Exercise goal
Repeat every entry word for word, but leave the images out of your copy.

▼

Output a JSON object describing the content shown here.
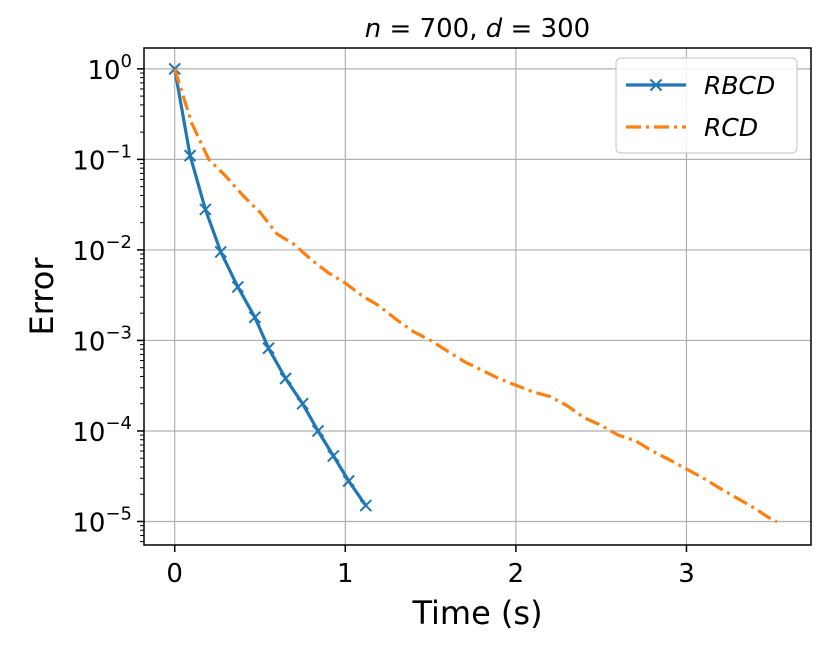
{
  "chart_data": {
    "type": "line",
    "title": "n = 700, d = 300",
    "xlabel": "Time (s)",
    "ylabel": "Error",
    "xscale": "linear",
    "yscale": "log",
    "xlim": [
      -0.18,
      3.73
    ],
    "ylim": [
      5.5e-06,
      1.7
    ],
    "xticks": [
      0,
      1,
      2,
      3
    ],
    "xtick_labels": [
      "0",
      "1",
      "2",
      "3"
    ],
    "yticks": [
      1,
      0.1,
      0.01,
      0.001,
      0.0001,
      1e-05
    ],
    "ytick_labels": [
      {
        "base": "10",
        "exp": "0"
      },
      {
        "base": "10",
        "exp": "−1"
      },
      {
        "base": "10",
        "exp": "−2"
      },
      {
        "base": "10",
        "exp": "−3"
      },
      {
        "base": "10",
        "exp": "−4"
      },
      {
        "base": "10",
        "exp": "−5"
      }
    ],
    "grid": true,
    "legend_position": "top-right",
    "series": [
      {
        "name": "RBCD",
        "color": "#1f77b4",
        "line_style": "solid",
        "marker": "x",
        "x": [
          0.0,
          0.09,
          0.18,
          0.27,
          0.37,
          0.47,
          0.55,
          0.65,
          0.75,
          0.84,
          0.93,
          1.02,
          1.12
        ],
        "y": [
          1.0,
          0.11,
          0.028,
          0.0095,
          0.0039,
          0.0018,
          0.00082,
          0.00038,
          0.0002,
          0.0001,
          5.3e-05,
          2.8e-05,
          1.5e-05
        ]
      },
      {
        "name": "RCD",
        "color": "#ff7f0e",
        "line_style": "dashdot",
        "marker": "none",
        "x": [
          0.0,
          0.1,
          0.2,
          0.3,
          0.4,
          0.5,
          0.6,
          0.7,
          0.8,
          0.9,
          1.0,
          1.1,
          1.2,
          1.3,
          1.4,
          1.5,
          1.6,
          1.7,
          1.8,
          1.9,
          2.0,
          2.1,
          2.2,
          2.3,
          2.4,
          2.5,
          2.6,
          2.7,
          2.8,
          2.9,
          3.0,
          3.1,
          3.2,
          3.3,
          3.4,
          3.5,
          3.53
        ],
        "y": [
          1.0,
          0.25,
          0.1,
          0.065,
          0.04,
          0.026,
          0.015,
          0.0115,
          0.0078,
          0.0056,
          0.0043,
          0.0031,
          0.0024,
          0.0017,
          0.00125,
          0.001,
          0.00076,
          0.00058,
          0.00047,
          0.00038,
          0.00032,
          0.00027,
          0.00024,
          0.00019,
          0.00014,
          0.000115,
          9e-05,
          7.8e-05,
          6e-05,
          4.8e-05,
          3.8e-05,
          3e-05,
          2.3e-05,
          1.8e-05,
          1.4e-05,
          1.05e-05,
          1e-05
        ]
      }
    ]
  }
}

▲

Correct result
Output a JSON object describing the content shown here.
{
  "chart_data": {
    "type": "line",
    "title": "n = 700, d = 300",
    "xlabel": "Time (s)",
    "ylabel": "Error",
    "xscale": "linear",
    "yscale": "log",
    "xlim": [
      -0.18,
      3.73
    ],
    "ylim": [
      5.5e-06,
      1.7
    ],
    "xticks": [
      0,
      1,
      2,
      3
    ],
    "xtick_labels": [
      "0",
      "1",
      "2",
      "3"
    ],
    "yticks": [
      1,
      0.1,
      0.01,
      0.001,
      0.0001,
      1e-05
    ],
    "ytick_labels": [
      {
        "base": "10",
        "exp": "0"
      },
      {
        "base": "10",
        "exp": "−1"
      },
      {
        "base": "10",
        "exp": "−2"
      },
      {
        "base": "10",
        "exp": "−3"
      },
      {
        "base": "10",
        "exp": "−4"
      },
      {
        "base": "10",
        "exp": "−5"
      }
    ],
    "grid": true,
    "legend_position": "top-right",
    "series": [
      {
        "name": "RBCD",
        "color": "#1f77b4",
        "line_style": "solid",
        "marker": "x",
        "x": [
          0.0,
          0.09,
          0.18,
          0.27,
          0.37,
          0.47,
          0.55,
          0.65,
          0.75,
          0.84,
          0.93,
          1.02,
          1.12
        ],
        "y": [
          1.0,
          0.11,
          0.028,
          0.0095,
          0.0039,
          0.0018,
          0.00082,
          0.00038,
          0.0002,
          0.0001,
          5.3e-05,
          2.8e-05,
          1.5e-05
        ]
      },
      {
        "name": "RCD",
        "color": "#ff7f0e",
        "line_style": "dashdot",
        "marker": "none",
        "x": [
          0.0,
          0.1,
          0.2,
          0.3,
          0.4,
          0.5,
          0.6,
          0.7,
          0.8,
          0.9,
          1.0,
          1.1,
          1.2,
          1.3,
          1.4,
          1.5,
          1.6,
          1.7,
          1.8,
          1.9,
          2.0,
          2.1,
          2.2,
          2.3,
          2.4,
          2.5,
          2.6,
          2.7,
          2.8,
          2.9,
          3.0,
          3.1,
          3.2,
          3.3,
          3.4,
          3.5,
          3.53
        ],
        "y": [
          1.0,
          0.25,
          0.1,
          0.065,
          0.04,
          0.026,
          0.015,
          0.0115,
          0.0078,
          0.0056,
          0.0043,
          0.0031,
          0.0024,
          0.0017,
          0.00125,
          0.001,
          0.00076,
          0.00058,
          0.00047,
          0.00038,
          0.00032,
          0.00027,
          0.00024,
          0.00019,
          0.00014,
          0.000115,
          9e-05,
          7.8e-05,
          6e-05,
          4.8e-05,
          3.8e-05,
          3e-05,
          2.3e-05,
          1.8e-05,
          1.4e-05,
          1.05e-05,
          1e-05
        ]
      }
    ]
  }
}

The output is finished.